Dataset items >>
○ ○ ○
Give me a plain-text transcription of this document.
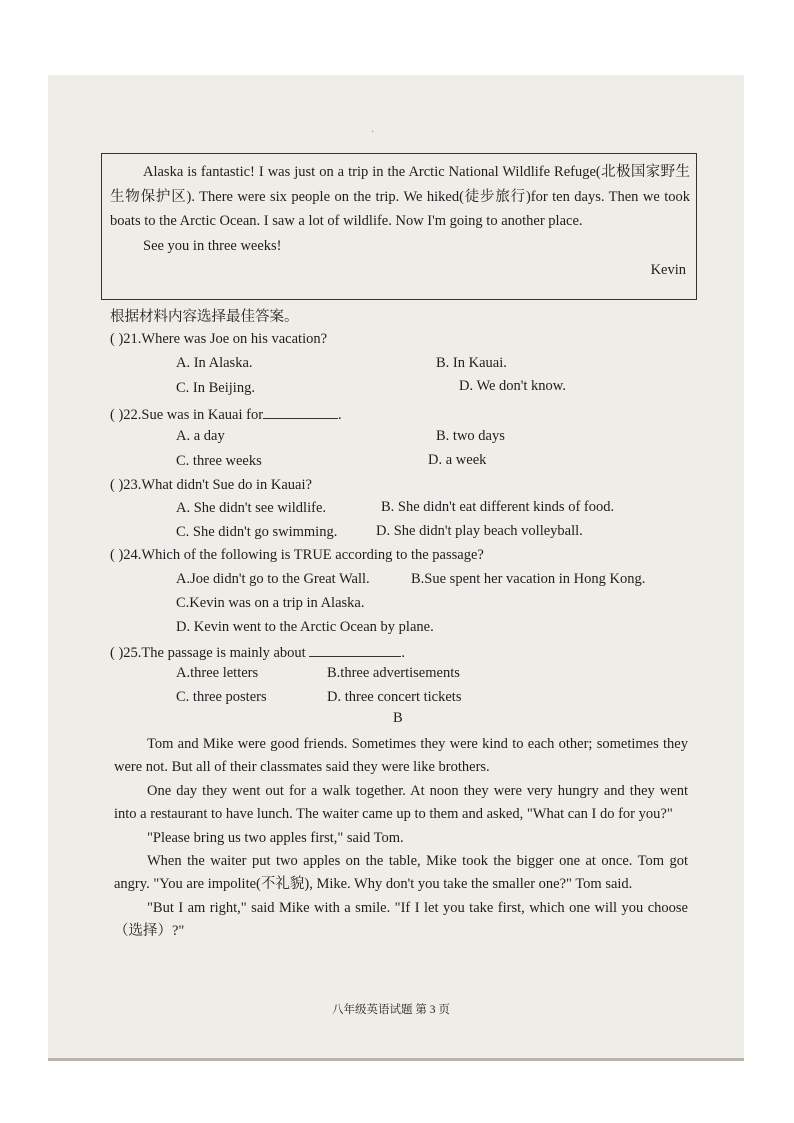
·

Alaska is fantastic! I was just on a trip in the Arctic National Wildlife Refuge(北极国家野生生物保护区). There were six people on the trip. We hiked(徒步旅行)for ten days. Then we took boats to the Arctic Ocean. I saw a lot of wildlife. Now I'm going to another place.

See you in three weeks!

Kevin
根据材料内容选择最佳答案。
( )21.Where was Joe on his vacation?
A. In Alaska.	B. In Kauai.
C. In Beijing.	D. We don't know.
( )22.Sue was in Kauai for	.
A. a day	B. two days
C. three weeks	D. a week
( )23.What didn't Sue do in Kauai?
A. She didn't see wildlife.	B. She didn't eat different kinds of food.
C. She didn't go swimming.	D. She didn't play beach volleyball.
( )24.Which of the following is TRUE according to the passage?
A.Joe didn't go to the Great Wall.	B.Sue spent her vacation in Hong Kong.
C.Kevin was on a trip in Alaska.
D. Kevin went to the Arctic Ocean by plane.
( )25.The passage is mainly about	.
A.three letters	B.three advertisements
C. three posters	D. three concert tickets
B

Tom and Mike were good friends. Sometimes they were kind to each other; sometimes they were not. But all of their classmates said they were like brothers.

One day they went out for a walk together. At noon they were very hungry and they went into a restaurant to have lunch. The waiter came up to them and asked, "What can I do for you?"

"Please bring us two apples first," said Tom.

When the waiter put two apples on the table, Mike took the bigger one at once. Tom got angry. "You are impolite(不礼貌), Mike. Why don't you take the smaller one?" Tom said.

"But I am right," said Mike with a smile. "If I let you take first, which one will you choose（选择）?"

八年级英语试题 第 3 页
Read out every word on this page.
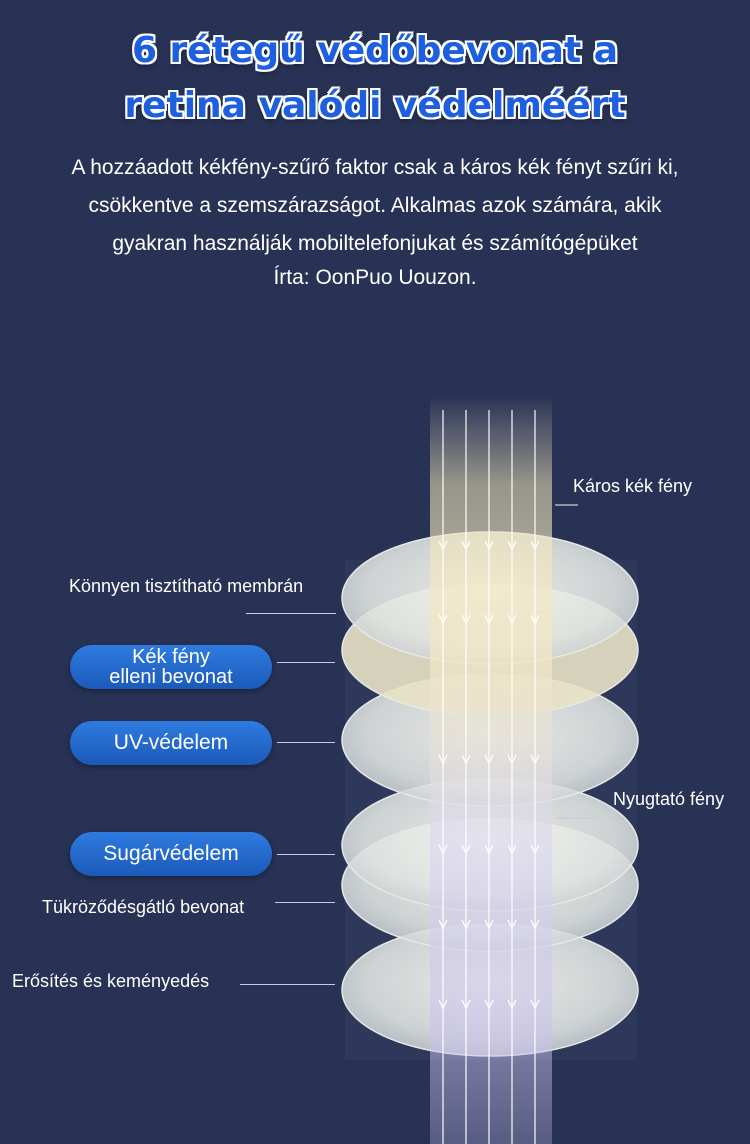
6 rétegű védőbevonat a
retina valódi védelméért
A hozzáadott kékfény-szűrő faktor csak a káros kék fényt szűri ki,
csökkentve a szemszárazságot. Alkalmas azok számára, akik
gyakran használják mobiltelefonjukat és számítógépüket
Írta: OonPuo Uouzon.
Káros kék fény
Nyugtató fény
Könnyen tisztítható membrán
Kék fény
elleni bevonat
UV-védelem
Sugárvédelem
Tükröződésgátló bevonat
Erősítés és keményedés
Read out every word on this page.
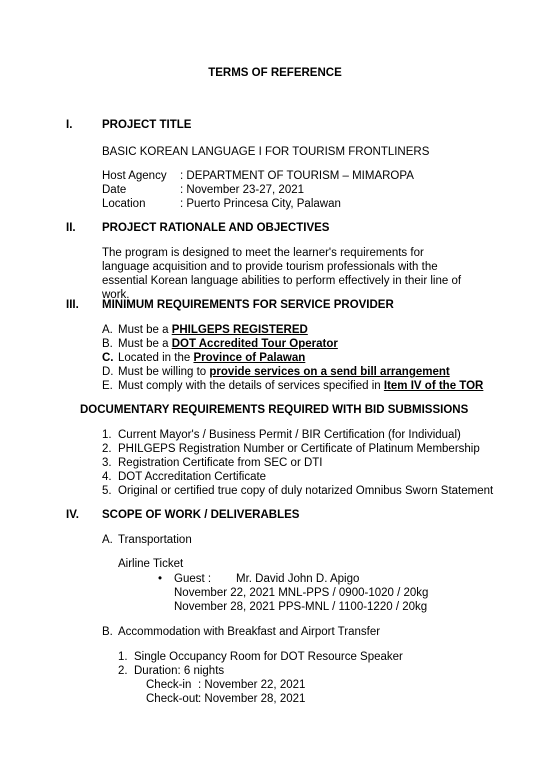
TERMS OF REFERENCE
I.	PROJECT TITLE
BASIC KOREAN LANGUAGE I FOR TOURISM FRONTLINERS
Host Agency : DEPARTMENT OF TOURISM – MIMAROPA
Date	: November 23-27, 2021
Location	: Puerto Princesa City, Palawan
II. PROJECT RATIONALE AND OBJECTIVES
The program is designed to meet the learner's requirements for language acquisition and to provide tourism professionals with the essential Korean language abilities to perform effectively in their line of work.
III. MINIMUM REQUIREMENTS FOR SERVICE PROVIDER
A. Must be a PHILGEPS REGISTERED
B. Must be a DOT Accredited Tour Operator
C. Located in the Province of Palawan
D. Must be willing to provide services on a send bill arrangement
E. Must comply with the details of services specified in Item IV of the TOR
DOCUMENTARY REQUIREMENTS REQUIRED WITH BID SUBMISSIONS
1. Current Mayor's / Business Permit / BIR Certification (for Individual)
2. PHILGEPS Registration Number or Certificate of Platinum Membership
3. Registration Certificate from SEC or DTI
4. DOT Accreditation Certificate
5. Original or certified true copy of duly notarized Omnibus Sworn Statement
IV. SCOPE OF WORK / DELIVERABLES
A. Transportation
Airline Ticket
• Guest : Mr. David John D. Apigo
November 22, 2021 MNL-PPS / 0900-1020 / 20kg
November 28, 2021 PPS-MNL / 1100-1220 / 20kg
B. Accommodation with Breakfast and Airport Transfer
1. Single Occupancy Room for DOT Resource Speaker
2. Duration: 6 nights
Check-in : November 22, 2021
Check-out: November 28, 2021
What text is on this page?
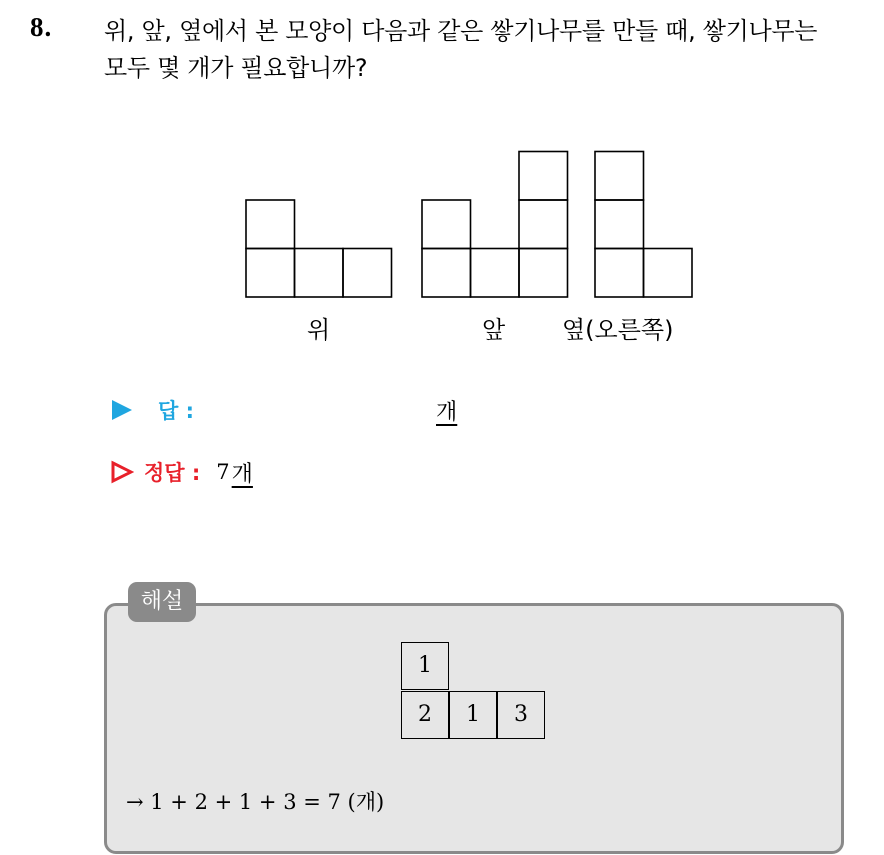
8. 위, 앞, 옆에서 본 모양이 다음과 같은 쌓기나무를 만들 때, 쌓기나무는
모두 몇 개가 필요합니까?
위	앞 옆(오른쪽)
답 :	개
정답 : 7 개
해설
1
2	1	3
→ 1 + 2 + 1 + 3 = 7 (개)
○ ○ ○
REQUIRED WORK >>
Quote exactly, and nothing besides, the lines from the one with "What text is on this page?" through the end of the records above; include both ends and omit the pictures.

REPLY TO THE TASK >>
What text is on this page?
8. 위, 앞, 옆에서 본 모양이 다음과 같은 쌓기나무를 만들 때, 쌓기나무는
모두 몇 개가 필요합니까?
위	앞 옆(오른쪽)
답 :	개
정답 : 7 개
해설
1
2	1	3
→ 1 + 2 + 1 + 3 = 7 (개)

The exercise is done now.